▶ **Short problem**: Keep the wording of each record exactly the same when you repeat it, and leave out pictures.

▶ **Supplied records**:
- - -

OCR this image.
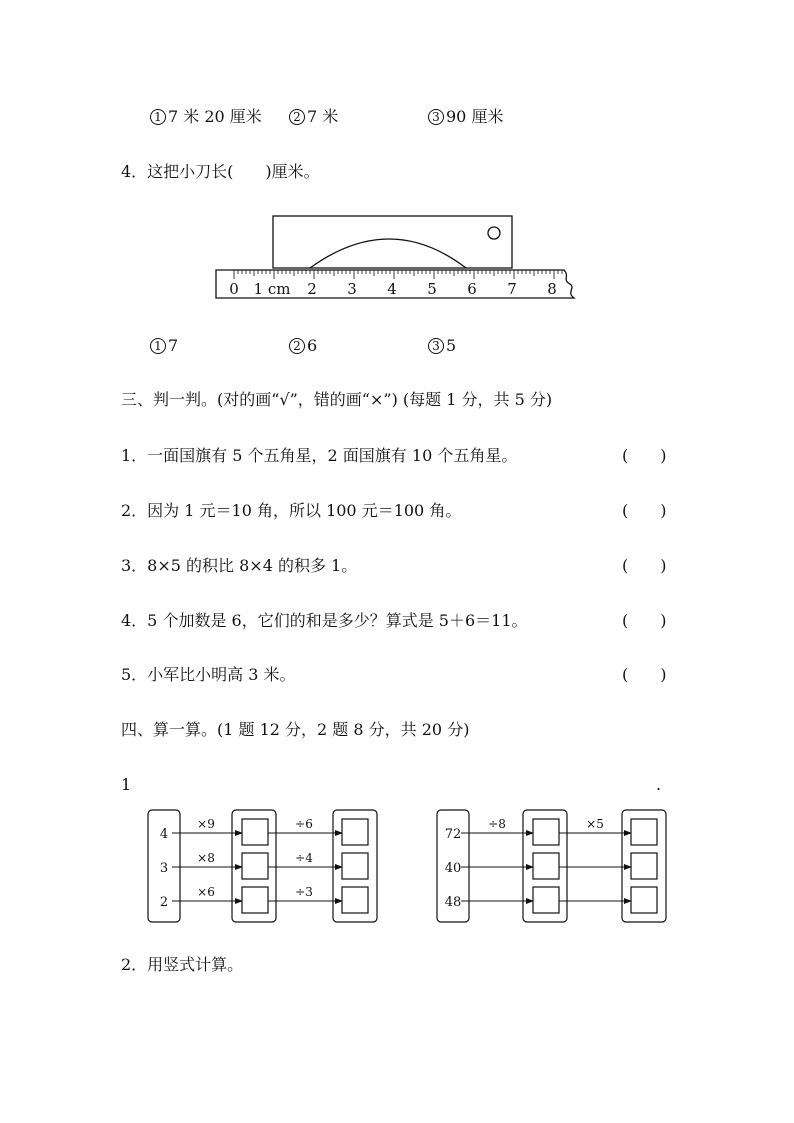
1 7 米 20 厘米	2 7 米	3 90 厘米
4．这把小刀长(　　)厘米。
0 1 cm 2 3 4 5 6 7 8
1 7	2 6	3 5
三、判一判。(对的画“√”，错的画“×”) (每题 1 分，共 5 分)
1．一面国旗有 5 个五角星，2 面国旗有 10 个五角星。	(　　)
2．因为 1 元＝10 角，所以 100 元＝100 角。	(　　)
3．8×5 的积比 8×4 的积多 1。	(　　)
4．5 个加数是 6，它们的和是多少？算式是 5＋6＝11。	(　　)
5．小军比小明高 3 米。	(　　)
四、算一算。(1 题 12 分，2 题 8 分，共 20 分)
1	.
4
3
2
×9
×8
×6
÷6
÷4
÷3
72
40
48
÷8	×5
2．用竖式计算。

- - -

▶ **Output for this exercise**:
OCR this image.
1 7 米 20 厘米	2 7 米	3 90 厘米
4．这把小刀长(　　)厘米。
0 1 cm 2 3 4 5 6 7 8
1 7	2 6	3 5
三、判一判。(对的画“√”，错的画“×”) (每题 1 分，共 5 分)
1．一面国旗有 5 个五角星，2 面国旗有 10 个五角星。	(　　)
2．因为 1 元＝10 角，所以 100 元＝100 角。	(　　)
3．8×5 的积比 8×4 的积多 1。	(　　)
4．5 个加数是 6，它们的和是多少？算式是 5＋6＝11。	(　　)
5．小军比小明高 3 米。	(　　)
四、算一算。(1 题 12 分，2 题 8 分，共 20 分)
1	.
4
3
2
×9
×8
×6
÷6
÷4
÷3
72
40
48
÷8	×5
2．用竖式计算。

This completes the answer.